- To do
Below are the records. Gather each line that holds "JSON".
.....
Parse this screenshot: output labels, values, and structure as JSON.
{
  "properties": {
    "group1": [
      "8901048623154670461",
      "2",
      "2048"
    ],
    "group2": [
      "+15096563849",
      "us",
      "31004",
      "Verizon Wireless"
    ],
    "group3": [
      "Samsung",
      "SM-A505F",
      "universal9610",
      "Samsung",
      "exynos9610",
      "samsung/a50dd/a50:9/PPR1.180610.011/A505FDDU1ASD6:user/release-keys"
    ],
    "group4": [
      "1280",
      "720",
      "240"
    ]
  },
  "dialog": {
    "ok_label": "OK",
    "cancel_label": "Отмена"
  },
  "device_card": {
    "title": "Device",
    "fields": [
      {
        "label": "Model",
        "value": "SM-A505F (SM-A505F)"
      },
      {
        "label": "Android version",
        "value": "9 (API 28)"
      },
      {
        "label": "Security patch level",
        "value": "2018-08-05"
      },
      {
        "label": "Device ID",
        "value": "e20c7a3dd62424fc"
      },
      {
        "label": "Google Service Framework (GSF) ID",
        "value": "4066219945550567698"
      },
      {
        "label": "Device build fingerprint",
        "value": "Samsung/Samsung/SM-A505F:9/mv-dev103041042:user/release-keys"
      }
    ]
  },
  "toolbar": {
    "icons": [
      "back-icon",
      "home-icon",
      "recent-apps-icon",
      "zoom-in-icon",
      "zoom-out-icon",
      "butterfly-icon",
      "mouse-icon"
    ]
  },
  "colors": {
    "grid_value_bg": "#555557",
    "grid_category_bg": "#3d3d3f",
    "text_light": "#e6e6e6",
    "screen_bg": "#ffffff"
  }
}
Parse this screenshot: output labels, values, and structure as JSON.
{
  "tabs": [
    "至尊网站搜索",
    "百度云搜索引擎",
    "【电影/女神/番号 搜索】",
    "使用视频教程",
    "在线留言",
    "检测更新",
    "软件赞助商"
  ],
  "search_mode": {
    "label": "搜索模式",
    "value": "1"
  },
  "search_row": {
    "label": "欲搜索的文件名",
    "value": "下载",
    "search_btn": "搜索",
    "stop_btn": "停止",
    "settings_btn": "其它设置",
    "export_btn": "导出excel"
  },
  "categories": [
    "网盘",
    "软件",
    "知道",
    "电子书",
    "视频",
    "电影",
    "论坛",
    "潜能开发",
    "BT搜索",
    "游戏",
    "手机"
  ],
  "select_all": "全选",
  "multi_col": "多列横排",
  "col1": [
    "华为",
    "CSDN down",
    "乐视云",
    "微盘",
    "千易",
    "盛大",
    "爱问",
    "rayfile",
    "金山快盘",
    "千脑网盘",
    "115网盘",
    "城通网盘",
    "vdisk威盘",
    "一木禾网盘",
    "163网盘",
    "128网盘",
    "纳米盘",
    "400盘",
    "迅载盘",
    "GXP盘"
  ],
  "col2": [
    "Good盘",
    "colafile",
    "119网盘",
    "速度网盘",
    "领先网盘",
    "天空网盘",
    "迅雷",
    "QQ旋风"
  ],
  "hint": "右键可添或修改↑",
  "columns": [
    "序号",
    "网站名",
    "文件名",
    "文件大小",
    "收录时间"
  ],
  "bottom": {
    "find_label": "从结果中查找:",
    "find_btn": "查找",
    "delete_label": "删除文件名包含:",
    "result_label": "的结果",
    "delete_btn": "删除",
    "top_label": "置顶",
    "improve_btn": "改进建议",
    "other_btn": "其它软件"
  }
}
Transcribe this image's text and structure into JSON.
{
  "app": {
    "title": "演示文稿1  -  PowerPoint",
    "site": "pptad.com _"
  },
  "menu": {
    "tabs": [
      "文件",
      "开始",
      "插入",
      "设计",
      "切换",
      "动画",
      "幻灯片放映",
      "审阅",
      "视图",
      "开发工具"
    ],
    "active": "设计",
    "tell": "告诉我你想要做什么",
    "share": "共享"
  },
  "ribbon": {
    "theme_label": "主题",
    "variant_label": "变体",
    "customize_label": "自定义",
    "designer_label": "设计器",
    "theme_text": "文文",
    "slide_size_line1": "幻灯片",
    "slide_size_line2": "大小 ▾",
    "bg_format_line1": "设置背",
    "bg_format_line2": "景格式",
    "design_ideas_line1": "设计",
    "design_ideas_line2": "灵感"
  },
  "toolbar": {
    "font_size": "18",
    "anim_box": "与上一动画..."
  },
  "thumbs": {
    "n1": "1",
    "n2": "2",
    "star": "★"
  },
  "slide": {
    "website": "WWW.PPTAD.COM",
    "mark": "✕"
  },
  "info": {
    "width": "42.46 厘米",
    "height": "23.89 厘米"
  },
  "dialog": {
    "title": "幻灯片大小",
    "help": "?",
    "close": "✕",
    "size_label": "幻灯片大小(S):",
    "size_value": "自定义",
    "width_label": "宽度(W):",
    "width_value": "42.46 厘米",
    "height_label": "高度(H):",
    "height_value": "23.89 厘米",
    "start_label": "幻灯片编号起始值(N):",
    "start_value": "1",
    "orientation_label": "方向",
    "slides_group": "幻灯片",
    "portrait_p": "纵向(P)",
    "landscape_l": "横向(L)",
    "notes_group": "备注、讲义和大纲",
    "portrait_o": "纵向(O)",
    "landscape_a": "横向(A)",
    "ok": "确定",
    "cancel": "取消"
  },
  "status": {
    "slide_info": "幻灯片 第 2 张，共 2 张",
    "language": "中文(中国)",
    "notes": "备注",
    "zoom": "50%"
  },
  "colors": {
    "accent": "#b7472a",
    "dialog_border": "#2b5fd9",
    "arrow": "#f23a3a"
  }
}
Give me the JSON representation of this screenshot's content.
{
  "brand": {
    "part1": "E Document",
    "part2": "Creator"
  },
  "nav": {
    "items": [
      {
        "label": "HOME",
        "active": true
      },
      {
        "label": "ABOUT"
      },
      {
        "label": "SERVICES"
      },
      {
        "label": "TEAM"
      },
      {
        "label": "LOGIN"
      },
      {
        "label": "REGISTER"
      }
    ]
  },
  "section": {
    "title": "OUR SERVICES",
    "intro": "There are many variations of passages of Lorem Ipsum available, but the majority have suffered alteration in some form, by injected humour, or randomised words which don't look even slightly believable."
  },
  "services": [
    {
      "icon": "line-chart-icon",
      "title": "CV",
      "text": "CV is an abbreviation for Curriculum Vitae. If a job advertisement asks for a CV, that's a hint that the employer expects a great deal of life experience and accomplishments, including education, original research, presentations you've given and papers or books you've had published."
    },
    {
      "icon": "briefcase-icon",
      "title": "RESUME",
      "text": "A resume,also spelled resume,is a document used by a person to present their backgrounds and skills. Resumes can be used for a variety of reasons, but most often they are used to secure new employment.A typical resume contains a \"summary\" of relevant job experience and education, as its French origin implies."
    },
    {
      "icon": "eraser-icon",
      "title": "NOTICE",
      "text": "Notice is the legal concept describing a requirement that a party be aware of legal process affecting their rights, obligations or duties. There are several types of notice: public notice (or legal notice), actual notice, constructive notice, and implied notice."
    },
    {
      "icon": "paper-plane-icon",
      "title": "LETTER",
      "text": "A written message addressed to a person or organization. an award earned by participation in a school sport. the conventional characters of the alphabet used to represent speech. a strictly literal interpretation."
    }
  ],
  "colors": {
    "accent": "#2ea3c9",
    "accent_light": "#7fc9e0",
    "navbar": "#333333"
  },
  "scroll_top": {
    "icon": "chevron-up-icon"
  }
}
.....
- Right answer
Parse this screenshot: output labels, values, and structure as JSON.
Parse this screenshot: output labels, values, and structure as JSON.
Transcribe this image's text and structure into JSON.
Give me the JSON representation of this screenshot's content.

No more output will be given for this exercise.